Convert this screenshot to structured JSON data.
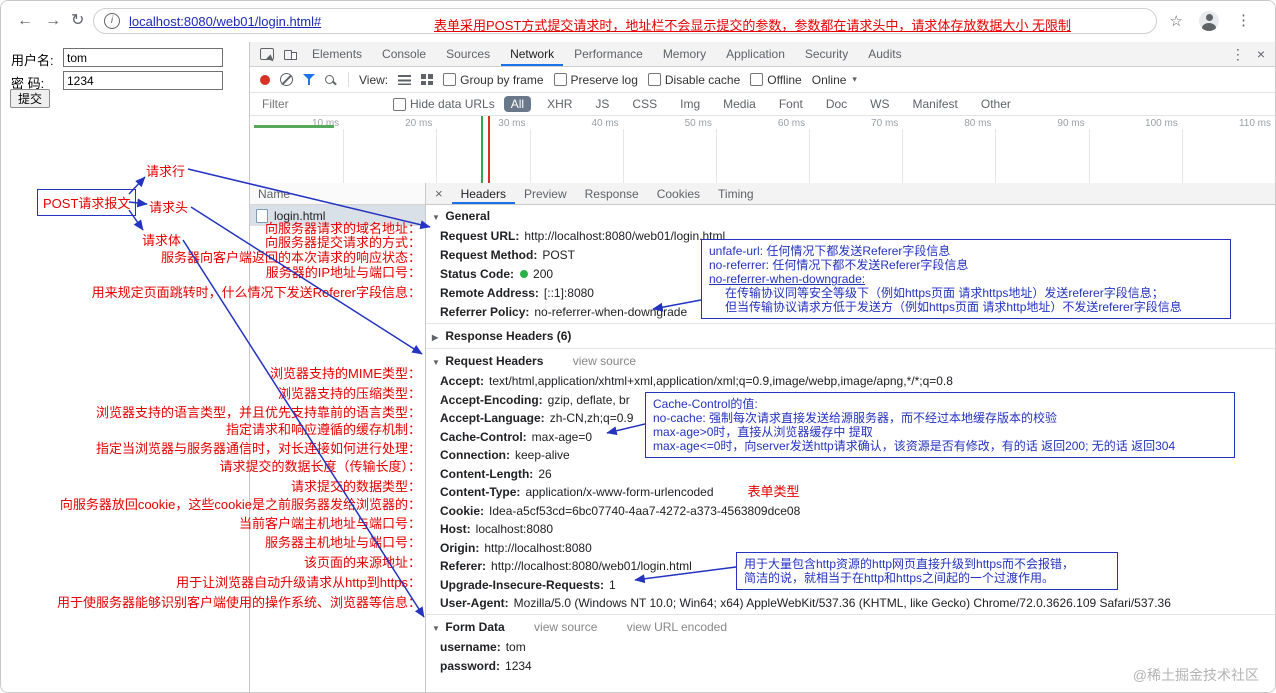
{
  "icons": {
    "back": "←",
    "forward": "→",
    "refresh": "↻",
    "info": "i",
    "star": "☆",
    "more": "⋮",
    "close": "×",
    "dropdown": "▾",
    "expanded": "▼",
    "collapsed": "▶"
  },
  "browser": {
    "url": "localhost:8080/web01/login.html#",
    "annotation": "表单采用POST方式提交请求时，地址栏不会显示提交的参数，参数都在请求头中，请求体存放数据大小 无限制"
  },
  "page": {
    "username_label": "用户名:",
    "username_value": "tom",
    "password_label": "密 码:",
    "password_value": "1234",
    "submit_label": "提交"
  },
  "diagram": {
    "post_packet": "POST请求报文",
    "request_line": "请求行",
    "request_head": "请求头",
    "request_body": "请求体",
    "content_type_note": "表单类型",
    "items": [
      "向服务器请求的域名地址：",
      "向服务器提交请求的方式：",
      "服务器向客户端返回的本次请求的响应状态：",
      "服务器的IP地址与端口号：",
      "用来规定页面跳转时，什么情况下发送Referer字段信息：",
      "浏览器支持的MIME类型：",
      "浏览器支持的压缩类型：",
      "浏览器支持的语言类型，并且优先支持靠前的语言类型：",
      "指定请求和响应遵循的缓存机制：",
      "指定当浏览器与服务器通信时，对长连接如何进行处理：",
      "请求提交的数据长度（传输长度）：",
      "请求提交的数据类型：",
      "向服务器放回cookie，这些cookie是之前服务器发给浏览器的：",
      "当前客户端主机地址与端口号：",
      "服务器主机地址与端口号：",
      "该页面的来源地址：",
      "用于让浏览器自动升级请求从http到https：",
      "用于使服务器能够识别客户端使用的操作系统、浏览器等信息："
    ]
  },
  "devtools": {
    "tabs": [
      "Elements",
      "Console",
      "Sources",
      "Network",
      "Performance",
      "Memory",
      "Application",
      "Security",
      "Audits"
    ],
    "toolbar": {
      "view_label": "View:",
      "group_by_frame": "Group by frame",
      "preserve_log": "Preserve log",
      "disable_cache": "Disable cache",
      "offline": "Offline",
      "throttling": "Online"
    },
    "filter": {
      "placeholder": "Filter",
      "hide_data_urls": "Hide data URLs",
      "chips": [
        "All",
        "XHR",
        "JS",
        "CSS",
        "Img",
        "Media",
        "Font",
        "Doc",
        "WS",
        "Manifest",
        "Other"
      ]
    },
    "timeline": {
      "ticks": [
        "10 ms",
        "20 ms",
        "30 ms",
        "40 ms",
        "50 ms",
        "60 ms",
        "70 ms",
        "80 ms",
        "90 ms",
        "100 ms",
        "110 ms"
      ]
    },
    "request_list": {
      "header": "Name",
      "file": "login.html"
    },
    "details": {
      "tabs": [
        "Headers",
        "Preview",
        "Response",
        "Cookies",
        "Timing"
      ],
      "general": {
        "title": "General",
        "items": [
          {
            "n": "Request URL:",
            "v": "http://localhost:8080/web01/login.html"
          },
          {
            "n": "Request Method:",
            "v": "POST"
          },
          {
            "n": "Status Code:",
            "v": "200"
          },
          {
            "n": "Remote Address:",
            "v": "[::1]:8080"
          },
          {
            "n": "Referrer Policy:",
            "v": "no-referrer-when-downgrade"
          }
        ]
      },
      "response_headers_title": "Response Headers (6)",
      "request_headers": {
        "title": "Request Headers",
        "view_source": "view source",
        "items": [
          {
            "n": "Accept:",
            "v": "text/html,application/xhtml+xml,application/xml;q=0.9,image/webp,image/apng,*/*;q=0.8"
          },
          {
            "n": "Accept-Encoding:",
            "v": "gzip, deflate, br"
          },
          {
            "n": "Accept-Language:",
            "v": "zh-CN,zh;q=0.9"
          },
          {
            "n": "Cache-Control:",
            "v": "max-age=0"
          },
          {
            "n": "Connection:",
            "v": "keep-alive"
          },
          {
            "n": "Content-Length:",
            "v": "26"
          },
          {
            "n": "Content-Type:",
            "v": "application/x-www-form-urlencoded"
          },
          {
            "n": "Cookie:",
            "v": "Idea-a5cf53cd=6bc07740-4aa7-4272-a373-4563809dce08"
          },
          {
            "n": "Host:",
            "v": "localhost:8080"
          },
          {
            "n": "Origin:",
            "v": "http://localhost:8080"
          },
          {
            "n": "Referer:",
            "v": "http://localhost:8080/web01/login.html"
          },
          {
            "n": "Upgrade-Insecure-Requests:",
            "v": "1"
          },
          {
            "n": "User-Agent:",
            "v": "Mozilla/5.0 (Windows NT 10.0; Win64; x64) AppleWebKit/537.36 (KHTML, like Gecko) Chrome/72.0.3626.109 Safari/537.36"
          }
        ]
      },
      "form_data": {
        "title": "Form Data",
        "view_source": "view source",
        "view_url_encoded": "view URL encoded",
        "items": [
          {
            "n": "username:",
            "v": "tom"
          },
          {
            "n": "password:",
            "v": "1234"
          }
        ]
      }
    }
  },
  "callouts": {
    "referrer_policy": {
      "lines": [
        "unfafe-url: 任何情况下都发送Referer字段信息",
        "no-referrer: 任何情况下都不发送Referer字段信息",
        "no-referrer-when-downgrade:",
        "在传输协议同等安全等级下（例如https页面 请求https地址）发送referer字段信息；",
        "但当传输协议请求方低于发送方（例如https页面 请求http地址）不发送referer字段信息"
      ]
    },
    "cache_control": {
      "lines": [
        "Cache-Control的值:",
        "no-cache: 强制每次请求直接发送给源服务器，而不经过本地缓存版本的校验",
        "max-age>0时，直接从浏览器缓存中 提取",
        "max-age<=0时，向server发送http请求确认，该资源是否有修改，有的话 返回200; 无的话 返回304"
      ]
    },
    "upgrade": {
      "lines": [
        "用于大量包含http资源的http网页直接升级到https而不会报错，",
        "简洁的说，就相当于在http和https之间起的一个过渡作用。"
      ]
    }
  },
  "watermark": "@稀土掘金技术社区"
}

- - - -

→ **TO BE DONE**
Out of the material above, gather each line where "downgrade" appears.

→ **EXPECTED ANSWER**
            "v": "no-referrer-when-downgrade"
        "no-referrer-when-downgrade:",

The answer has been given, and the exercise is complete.